• What you are asked to do:
Would it be possible to write out each entry below exactly, without the pictures?

(Dataset items)
-- Start --
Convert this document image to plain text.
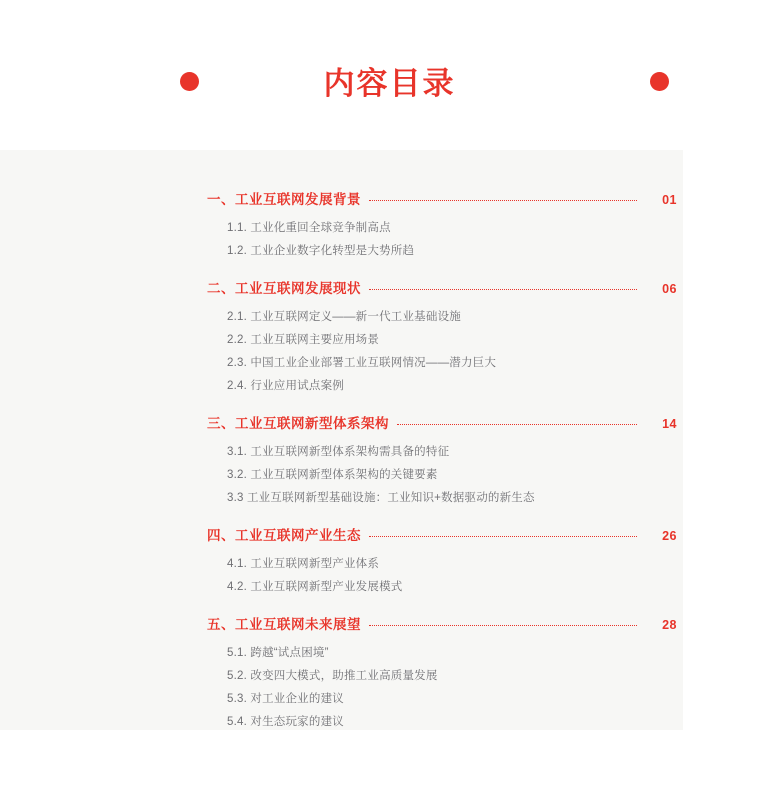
内容目录
一、工业互联网发展背景	01
1.1. 工业化重回全球竞争制高点
1.2. 工业企业数字化转型是大势所趋
二、工业互联网发展现状	06
2.1. 工业互联网定义——新一代工业基础设施
2.2. 工业互联网主要应用场景
2.3. 中国工业企业部署工业互联网情况——潜力巨大
2.4. 行业应用试点案例
三、工业互联网新型体系架构	14
3.1. 工业互联网新型体系架构需具备的特征
3.2. 工业互联网新型体系架构的关键要素
3.3 工业互联网新型基础设施：工业知识+数据驱动的新生态
四、工业互联网产业生态	26
4.1. 工业互联网新型产业体系
4.2. 工业互联网新型产业发展模式
五、工业互联网未来展望	28
5.1. 跨越“试点困境”
5.2. 改变四大模式，助推工业高质量发展
5.3. 对工业企业的建议
5.4. 对生态玩家的建议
-- End --
• Exercise output:
Convert this document image to plain text.
内容目录
一、工业互联网发展背景	01
1.1. 工业化重回全球竞争制高点
1.2. 工业企业数字化转型是大势所趋
二、工业互联网发展现状	06
2.1. 工业互联网定义——新一代工业基础设施
2.2. 工业互联网主要应用场景
2.3. 中国工业企业部署工业互联网情况——潜力巨大
2.4. 行业应用试点案例
三、工业互联网新型体系架构	14
3.1. 工业互联网新型体系架构需具备的特征
3.2. 工业互联网新型体系架构的关键要素
3.3 工业互联网新型基础设施：工业知识+数据驱动的新生态
四、工业互联网产业生态	26
4.1. 工业互联网新型产业体系
4.2. 工业互联网新型产业发展模式
五、工业互联网未来展望	28
5.1. 跨越“试点困境”
5.2. 改变四大模式，助推工业高质量发展
5.3. 对工业企业的建议
5.4. 对生态玩家的建议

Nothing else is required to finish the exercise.